→ Data entries:
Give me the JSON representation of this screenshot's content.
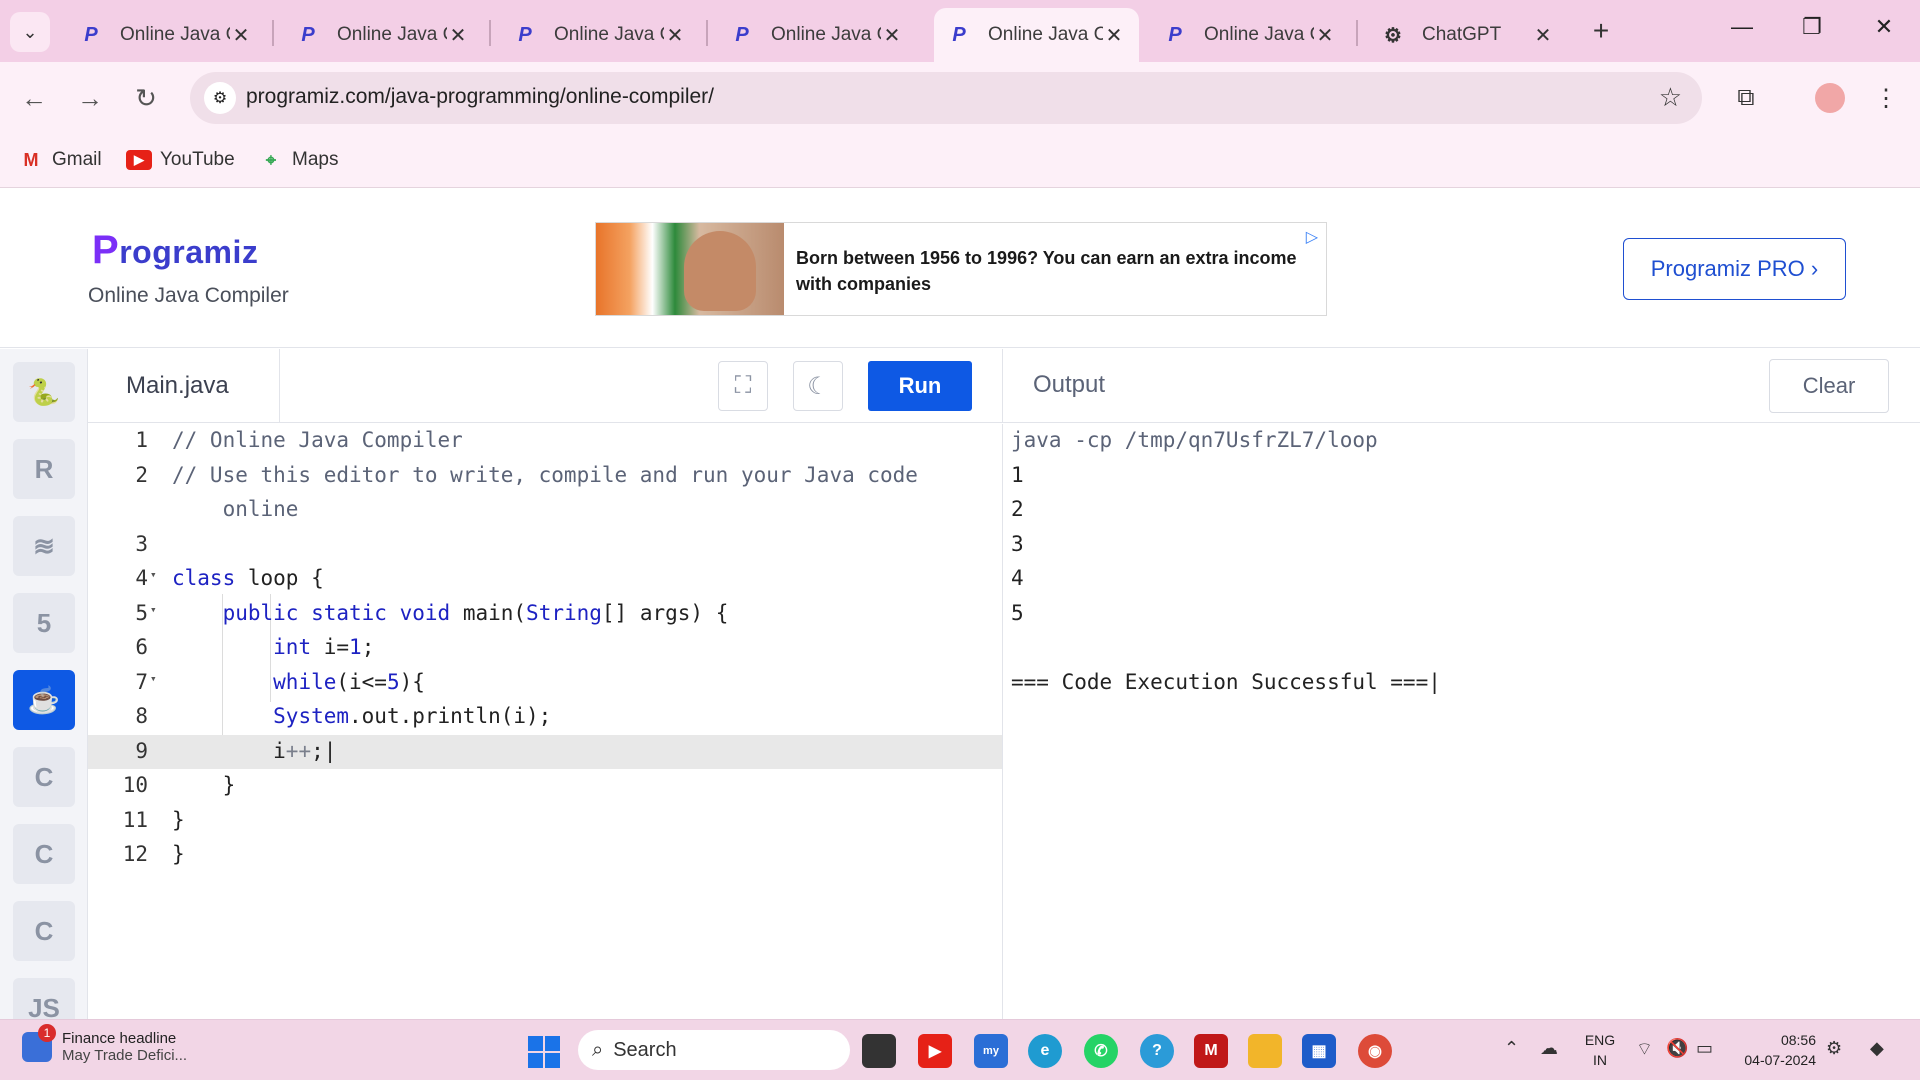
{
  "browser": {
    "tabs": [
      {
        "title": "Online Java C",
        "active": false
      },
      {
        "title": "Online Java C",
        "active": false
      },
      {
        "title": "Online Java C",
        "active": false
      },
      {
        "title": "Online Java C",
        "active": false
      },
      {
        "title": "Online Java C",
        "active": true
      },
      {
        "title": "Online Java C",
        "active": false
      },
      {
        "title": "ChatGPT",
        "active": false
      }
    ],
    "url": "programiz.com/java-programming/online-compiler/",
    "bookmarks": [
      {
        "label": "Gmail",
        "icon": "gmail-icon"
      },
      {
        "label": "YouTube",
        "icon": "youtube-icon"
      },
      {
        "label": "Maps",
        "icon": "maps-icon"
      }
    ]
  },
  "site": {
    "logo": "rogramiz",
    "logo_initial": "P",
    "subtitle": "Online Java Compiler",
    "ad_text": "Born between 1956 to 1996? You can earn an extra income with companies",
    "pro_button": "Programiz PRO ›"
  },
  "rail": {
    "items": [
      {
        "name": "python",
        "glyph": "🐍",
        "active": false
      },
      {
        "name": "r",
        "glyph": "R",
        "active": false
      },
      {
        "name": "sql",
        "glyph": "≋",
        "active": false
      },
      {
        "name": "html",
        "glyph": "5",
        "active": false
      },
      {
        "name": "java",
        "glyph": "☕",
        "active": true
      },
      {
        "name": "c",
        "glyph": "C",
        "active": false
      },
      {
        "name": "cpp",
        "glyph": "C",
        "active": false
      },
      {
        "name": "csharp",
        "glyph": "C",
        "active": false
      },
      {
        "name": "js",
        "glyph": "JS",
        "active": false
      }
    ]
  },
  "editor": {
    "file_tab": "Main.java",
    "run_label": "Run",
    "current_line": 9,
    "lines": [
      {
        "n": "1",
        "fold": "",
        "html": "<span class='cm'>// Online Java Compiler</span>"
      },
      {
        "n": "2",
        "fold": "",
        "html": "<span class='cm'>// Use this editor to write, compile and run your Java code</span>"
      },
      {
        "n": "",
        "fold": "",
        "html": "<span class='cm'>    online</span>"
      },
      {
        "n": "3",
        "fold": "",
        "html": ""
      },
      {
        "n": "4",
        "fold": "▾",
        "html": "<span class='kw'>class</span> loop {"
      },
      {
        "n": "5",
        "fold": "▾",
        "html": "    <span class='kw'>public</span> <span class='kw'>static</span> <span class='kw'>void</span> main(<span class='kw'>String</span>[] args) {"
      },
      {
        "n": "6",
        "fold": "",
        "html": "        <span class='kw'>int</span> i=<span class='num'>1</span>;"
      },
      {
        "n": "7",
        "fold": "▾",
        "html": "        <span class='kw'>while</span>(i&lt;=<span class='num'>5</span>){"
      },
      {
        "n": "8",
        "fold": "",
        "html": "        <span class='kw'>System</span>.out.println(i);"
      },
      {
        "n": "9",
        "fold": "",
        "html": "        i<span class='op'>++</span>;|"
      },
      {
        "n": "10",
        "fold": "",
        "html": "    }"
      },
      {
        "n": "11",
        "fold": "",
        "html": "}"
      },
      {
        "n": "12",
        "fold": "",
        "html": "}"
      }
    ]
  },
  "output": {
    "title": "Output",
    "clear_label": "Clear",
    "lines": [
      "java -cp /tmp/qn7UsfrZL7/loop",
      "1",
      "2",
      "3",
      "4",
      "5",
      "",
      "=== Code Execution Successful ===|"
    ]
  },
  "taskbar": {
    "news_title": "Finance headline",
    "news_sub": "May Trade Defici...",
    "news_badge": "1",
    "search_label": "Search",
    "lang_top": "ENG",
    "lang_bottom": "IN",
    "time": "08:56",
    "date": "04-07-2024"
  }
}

→ Exercise task: The records above need to be given again exactly. Omit the pictures.

→ Written reply:
Give me the JSON representation of this screenshot's content.
{
  "browser": {
    "tabs": [
      {
        "title": "Online Java C",
        "active": false
      },
      {
        "title": "Online Java C",
        "active": false
      },
      {
        "title": "Online Java C",
        "active": false
      },
      {
        "title": "Online Java C",
        "active": false
      },
      {
        "title": "Online Java C",
        "active": true
      },
      {
        "title": "Online Java C",
        "active": false
      },
      {
        "title": "ChatGPT",
        "active": false
      }
    ],
    "url": "programiz.com/java-programming/online-compiler/",
    "bookmarks": [
      {
        "label": "Gmail",
        "icon": "gmail-icon"
      },
      {
        "label": "YouTube",
        "icon": "youtube-icon"
      },
      {
        "label": "Maps",
        "icon": "maps-icon"
      }
    ]
  },
  "site": {
    "logo": "rogramiz",
    "logo_initial": "P",
    "subtitle": "Online Java Compiler",
    "ad_text": "Born between 1956 to 1996? You can earn an extra income with companies",
    "pro_button": "Programiz PRO ›"
  },
  "rail": {
    "items": [
      {
        "name": "python",
        "glyph": "🐍",
        "active": false
      },
      {
        "name": "r",
        "glyph": "R",
        "active": false
      },
      {
        "name": "sql",
        "glyph": "≋",
        "active": false
      },
      {
        "name": "html",
        "glyph": "5",
        "active": false
      },
      {
        "name": "java",
        "glyph": "☕",
        "active": true
      },
      {
        "name": "c",
        "glyph": "C",
        "active": false
      },
      {
        "name": "cpp",
        "glyph": "C",
        "active": false
      },
      {
        "name": "csharp",
        "glyph": "C",
        "active": false
      },
      {
        "name": "js",
        "glyph": "JS",
        "active": false
      }
    ]
  },
  "editor": {
    "file_tab": "Main.java",
    "run_label": "Run",
    "current_line": 9,
    "lines": [
      {
        "n": "1",
        "fold": "",
        "html": "<span class='cm'>// Online Java Compiler</span>"
      },
      {
        "n": "2",
        "fold": "",
        "html": "<span class='cm'>// Use this editor to write, compile and run your Java code</span>"
      },
      {
        "n": "",
        "fold": "",
        "html": "<span class='cm'>    online</span>"
      },
      {
        "n": "3",
        "fold": "",
        "html": ""
      },
      {
        "n": "4",
        "fold": "▾",
        "html": "<span class='kw'>class</span> loop {"
      },
      {
        "n": "5",
        "fold": "▾",
        "html": "    <span class='kw'>public</span> <span class='kw'>static</span> <span class='kw'>void</span> main(<span class='kw'>String</span>[] args) {"
      },
      {
        "n": "6",
        "fold": "",
        "html": "        <span class='kw'>int</span> i=<span class='num'>1</span>;"
      },
      {
        "n": "7",
        "fold": "▾",
        "html": "        <span class='kw'>while</span>(i&lt;=<span class='num'>5</span>){"
      },
      {
        "n": "8",
        "fold": "",
        "html": "        <span class='kw'>System</span>.out.println(i);"
      },
      {
        "n": "9",
        "fold": "",
        "html": "        i<span class='op'>++</span>;|"
      },
      {
        "n": "10",
        "fold": "",
        "html": "    }"
      },
      {
        "n": "11",
        "fold": "",
        "html": "}"
      },
      {
        "n": "12",
        "fold": "",
        "html": "}"
      }
    ]
  },
  "output": {
    "title": "Output",
    "clear_label": "Clear",
    "lines": [
      "java -cp /tmp/qn7UsfrZL7/loop",
      "1",
      "2",
      "3",
      "4",
      "5",
      "",
      "=== Code Execution Successful ===|"
    ]
  },
  "taskbar": {
    "news_title": "Finance headline",
    "news_sub": "May Trade Defici...",
    "news_badge": "1",
    "search_label": "Search",
    "lang_top": "ENG",
    "lang_bottom": "IN",
    "time": "08:56",
    "date": "04-07-2024"
  }
}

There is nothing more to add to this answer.